EXERCISE AIM ▸ From the entries below, please gather each line containing the string "Иванович".

THE DATA ▸

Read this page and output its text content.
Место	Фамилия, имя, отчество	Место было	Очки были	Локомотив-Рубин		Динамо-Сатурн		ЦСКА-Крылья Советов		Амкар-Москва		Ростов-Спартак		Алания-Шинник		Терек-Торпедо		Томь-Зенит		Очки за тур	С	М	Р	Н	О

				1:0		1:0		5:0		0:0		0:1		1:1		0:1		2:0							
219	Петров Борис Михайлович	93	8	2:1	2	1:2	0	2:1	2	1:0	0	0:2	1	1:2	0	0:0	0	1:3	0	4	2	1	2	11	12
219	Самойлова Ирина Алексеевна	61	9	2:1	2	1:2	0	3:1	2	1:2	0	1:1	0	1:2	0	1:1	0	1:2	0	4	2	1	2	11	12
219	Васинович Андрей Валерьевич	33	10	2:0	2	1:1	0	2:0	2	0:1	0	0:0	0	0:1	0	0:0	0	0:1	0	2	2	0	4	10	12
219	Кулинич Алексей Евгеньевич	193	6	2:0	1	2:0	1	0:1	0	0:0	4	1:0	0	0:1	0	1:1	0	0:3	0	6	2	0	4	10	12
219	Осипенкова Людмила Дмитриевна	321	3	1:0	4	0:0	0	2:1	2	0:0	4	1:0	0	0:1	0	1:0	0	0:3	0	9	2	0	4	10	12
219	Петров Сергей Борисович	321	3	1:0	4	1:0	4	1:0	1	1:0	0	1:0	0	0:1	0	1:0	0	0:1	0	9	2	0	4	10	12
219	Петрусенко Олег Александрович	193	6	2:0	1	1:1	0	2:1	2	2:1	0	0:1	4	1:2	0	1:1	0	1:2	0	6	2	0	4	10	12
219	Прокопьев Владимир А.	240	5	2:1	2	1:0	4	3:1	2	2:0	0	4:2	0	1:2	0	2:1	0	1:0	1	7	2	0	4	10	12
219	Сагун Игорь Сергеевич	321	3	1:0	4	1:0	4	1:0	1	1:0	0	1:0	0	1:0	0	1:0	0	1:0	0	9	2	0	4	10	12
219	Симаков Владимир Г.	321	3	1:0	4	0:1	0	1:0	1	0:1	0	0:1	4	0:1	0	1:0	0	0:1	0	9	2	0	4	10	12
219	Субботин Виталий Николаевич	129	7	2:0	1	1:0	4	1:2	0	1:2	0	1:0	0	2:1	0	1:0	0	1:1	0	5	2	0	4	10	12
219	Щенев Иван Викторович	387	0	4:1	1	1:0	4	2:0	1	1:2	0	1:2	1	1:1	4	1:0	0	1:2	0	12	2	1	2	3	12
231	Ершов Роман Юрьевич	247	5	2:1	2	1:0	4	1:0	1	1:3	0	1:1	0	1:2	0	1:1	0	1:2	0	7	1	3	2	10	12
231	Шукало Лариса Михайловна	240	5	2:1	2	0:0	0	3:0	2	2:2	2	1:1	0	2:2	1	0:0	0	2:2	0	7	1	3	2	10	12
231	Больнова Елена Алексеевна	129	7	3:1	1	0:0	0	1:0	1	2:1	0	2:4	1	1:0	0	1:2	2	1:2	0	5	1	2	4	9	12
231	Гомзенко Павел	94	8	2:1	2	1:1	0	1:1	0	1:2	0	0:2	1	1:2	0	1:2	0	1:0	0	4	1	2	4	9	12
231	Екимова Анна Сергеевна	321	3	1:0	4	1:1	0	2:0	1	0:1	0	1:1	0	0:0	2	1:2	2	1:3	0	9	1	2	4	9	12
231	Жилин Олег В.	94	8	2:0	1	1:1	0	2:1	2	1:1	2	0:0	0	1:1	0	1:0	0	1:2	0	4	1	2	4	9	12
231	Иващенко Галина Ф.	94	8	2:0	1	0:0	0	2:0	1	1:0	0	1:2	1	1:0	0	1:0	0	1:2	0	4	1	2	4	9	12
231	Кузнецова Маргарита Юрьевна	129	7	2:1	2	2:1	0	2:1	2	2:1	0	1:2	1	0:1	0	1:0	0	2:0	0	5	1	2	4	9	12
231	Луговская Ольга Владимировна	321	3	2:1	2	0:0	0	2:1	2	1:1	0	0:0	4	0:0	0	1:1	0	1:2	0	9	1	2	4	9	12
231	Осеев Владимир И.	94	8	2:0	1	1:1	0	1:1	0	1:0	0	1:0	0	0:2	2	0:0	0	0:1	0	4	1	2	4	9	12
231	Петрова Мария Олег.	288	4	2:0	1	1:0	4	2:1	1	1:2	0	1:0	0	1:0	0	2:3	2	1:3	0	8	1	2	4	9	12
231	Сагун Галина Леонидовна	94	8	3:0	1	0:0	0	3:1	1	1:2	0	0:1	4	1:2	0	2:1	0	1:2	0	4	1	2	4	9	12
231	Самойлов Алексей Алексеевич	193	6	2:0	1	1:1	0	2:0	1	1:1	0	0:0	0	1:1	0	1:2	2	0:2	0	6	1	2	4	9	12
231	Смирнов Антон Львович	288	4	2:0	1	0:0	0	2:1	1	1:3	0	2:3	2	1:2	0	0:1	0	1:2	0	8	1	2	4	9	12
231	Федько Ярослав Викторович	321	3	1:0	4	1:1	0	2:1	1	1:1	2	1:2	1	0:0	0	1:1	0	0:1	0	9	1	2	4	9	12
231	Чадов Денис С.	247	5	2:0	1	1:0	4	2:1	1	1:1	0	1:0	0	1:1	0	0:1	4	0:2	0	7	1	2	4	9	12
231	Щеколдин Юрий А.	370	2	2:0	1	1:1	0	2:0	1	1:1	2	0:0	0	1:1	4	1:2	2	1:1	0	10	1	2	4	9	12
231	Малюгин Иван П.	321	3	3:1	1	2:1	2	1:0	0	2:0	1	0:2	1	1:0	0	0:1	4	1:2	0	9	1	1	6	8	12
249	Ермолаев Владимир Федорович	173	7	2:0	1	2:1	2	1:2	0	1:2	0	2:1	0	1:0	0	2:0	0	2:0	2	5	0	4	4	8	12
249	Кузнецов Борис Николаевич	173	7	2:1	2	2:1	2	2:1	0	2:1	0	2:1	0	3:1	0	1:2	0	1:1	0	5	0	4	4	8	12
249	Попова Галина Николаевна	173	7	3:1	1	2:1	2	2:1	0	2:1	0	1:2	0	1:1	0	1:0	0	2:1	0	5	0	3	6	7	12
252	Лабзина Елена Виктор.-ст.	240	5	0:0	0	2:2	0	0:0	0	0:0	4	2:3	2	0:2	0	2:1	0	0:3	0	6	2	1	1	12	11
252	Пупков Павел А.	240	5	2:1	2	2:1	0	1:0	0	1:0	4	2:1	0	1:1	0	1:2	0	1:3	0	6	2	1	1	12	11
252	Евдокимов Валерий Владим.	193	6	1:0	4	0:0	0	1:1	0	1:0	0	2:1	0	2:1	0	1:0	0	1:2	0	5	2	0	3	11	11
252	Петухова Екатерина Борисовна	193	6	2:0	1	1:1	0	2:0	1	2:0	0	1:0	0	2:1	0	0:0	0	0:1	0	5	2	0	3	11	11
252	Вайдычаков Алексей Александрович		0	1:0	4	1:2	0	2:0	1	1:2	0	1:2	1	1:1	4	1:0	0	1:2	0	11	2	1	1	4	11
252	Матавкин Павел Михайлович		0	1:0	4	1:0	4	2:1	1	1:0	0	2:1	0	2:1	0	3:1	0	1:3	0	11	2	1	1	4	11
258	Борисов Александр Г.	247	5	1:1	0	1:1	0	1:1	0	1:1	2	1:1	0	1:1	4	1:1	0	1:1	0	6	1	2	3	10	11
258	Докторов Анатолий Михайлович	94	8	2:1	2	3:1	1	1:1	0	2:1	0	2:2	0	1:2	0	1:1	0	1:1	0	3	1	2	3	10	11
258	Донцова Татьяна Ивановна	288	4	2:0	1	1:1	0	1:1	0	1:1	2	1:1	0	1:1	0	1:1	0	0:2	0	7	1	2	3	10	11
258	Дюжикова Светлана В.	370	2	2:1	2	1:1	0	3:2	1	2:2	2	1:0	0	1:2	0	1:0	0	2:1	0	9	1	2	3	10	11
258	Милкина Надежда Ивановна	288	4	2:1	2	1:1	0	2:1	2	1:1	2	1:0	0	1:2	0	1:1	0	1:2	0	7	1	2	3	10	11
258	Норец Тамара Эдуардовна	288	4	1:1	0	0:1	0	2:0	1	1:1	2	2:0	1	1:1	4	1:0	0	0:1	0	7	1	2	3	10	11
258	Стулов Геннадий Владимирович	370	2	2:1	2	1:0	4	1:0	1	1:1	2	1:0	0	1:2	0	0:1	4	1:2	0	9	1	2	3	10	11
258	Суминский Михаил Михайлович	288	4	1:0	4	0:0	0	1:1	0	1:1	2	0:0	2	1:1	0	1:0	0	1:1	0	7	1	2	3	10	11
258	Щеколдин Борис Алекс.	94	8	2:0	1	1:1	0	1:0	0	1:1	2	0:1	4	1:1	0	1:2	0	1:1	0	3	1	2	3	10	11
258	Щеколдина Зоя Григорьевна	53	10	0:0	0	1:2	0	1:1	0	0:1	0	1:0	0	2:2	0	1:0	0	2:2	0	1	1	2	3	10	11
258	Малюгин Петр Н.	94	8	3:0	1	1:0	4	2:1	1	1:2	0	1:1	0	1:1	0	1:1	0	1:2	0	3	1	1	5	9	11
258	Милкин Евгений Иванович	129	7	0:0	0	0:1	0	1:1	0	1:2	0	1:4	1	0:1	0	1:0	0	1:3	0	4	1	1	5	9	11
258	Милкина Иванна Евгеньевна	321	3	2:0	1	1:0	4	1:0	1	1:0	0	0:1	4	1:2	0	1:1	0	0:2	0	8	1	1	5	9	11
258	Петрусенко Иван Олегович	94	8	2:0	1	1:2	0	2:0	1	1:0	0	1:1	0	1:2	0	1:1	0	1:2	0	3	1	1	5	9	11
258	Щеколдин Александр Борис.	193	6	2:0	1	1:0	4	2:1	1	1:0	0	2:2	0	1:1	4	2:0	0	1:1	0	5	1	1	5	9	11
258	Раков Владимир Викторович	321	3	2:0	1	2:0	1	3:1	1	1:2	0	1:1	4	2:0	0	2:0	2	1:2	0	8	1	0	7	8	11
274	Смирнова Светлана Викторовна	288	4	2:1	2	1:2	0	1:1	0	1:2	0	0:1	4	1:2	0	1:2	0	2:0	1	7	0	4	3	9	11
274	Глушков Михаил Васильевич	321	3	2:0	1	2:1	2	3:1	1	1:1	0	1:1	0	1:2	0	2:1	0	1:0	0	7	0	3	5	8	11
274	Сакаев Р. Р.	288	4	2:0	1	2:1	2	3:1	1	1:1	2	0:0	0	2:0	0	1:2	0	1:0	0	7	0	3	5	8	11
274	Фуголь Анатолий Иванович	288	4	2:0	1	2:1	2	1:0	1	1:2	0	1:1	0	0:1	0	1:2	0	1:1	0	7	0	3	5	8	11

EXERCISE RESULT ▸
258	Милкин Евгений Иванович	129	7	0:0	0	0:1	0	1:1	0	1:2	0	1:4	1	0:1	0	1:0	0	1:3	0	4	1	1	5	9	11
274	Фуголь Анатолий Иванович	288	4	2:0	1	2:1	2	1:0	1	1:2	0	1:1	0	0:1	0	1:2	0	1:1	0	7	0	3	5	8	11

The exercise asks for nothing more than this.